>> START Data supplied

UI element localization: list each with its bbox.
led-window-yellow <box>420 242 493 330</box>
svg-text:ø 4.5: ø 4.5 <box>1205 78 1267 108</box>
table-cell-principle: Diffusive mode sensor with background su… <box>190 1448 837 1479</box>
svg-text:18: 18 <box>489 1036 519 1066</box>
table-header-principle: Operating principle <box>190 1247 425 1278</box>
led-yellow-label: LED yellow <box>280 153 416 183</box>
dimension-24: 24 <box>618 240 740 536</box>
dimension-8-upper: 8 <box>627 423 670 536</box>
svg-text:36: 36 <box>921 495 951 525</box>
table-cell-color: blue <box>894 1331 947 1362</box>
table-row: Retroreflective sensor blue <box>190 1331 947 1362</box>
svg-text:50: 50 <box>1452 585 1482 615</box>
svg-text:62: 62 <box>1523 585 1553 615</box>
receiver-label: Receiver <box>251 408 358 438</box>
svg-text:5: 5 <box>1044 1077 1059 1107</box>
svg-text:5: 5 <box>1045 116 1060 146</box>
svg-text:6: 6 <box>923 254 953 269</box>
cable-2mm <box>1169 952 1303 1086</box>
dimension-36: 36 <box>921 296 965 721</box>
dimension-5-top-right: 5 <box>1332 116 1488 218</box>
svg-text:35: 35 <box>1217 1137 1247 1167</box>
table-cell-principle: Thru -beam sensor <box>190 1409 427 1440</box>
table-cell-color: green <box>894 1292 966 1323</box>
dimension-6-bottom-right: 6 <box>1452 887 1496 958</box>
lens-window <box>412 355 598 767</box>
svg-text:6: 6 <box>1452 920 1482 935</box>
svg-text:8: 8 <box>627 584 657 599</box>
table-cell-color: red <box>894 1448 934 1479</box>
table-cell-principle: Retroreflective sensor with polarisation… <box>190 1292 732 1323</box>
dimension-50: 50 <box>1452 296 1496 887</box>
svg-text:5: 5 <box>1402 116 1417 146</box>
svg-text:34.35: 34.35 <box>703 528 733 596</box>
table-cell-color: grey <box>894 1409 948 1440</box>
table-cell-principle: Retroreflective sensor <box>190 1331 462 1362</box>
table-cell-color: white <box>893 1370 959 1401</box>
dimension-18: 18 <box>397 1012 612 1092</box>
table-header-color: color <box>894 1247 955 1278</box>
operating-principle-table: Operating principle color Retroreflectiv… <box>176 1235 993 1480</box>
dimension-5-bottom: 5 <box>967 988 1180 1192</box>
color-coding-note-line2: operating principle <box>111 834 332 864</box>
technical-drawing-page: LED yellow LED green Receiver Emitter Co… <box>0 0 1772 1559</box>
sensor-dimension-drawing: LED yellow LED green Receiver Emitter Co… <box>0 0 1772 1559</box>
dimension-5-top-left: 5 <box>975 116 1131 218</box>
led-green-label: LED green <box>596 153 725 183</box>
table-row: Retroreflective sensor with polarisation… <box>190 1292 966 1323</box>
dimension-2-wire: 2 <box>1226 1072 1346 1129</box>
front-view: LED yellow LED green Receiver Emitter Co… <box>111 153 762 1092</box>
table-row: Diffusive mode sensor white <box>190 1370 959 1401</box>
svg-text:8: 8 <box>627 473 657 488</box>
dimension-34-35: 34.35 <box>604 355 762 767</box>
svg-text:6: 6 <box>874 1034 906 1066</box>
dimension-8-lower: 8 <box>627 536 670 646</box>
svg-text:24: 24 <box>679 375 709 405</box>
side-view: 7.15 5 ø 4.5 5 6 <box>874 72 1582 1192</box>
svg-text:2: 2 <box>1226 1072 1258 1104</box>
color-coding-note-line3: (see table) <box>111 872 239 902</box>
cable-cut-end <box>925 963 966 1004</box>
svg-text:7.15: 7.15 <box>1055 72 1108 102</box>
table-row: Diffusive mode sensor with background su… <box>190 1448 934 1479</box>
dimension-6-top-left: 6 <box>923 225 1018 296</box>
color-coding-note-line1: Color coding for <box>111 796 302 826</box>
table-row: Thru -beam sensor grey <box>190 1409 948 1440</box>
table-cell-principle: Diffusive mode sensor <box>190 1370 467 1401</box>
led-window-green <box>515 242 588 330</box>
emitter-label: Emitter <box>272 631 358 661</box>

>> END Data supplied

- The problem -
Can you copy, word for word, every line from the start of the items through the line containing "table-cell-principle: Diffusive mode sensor with"?

- Finished task -
UI element localization: list each with its bbox.
led-window-yellow <box>420 242 493 330</box>
svg-text:ø 4.5: ø 4.5 <box>1205 78 1267 108</box>
table-cell-principle: Diffusive mode sensor with background su… <box>190 1448 837 1479</box>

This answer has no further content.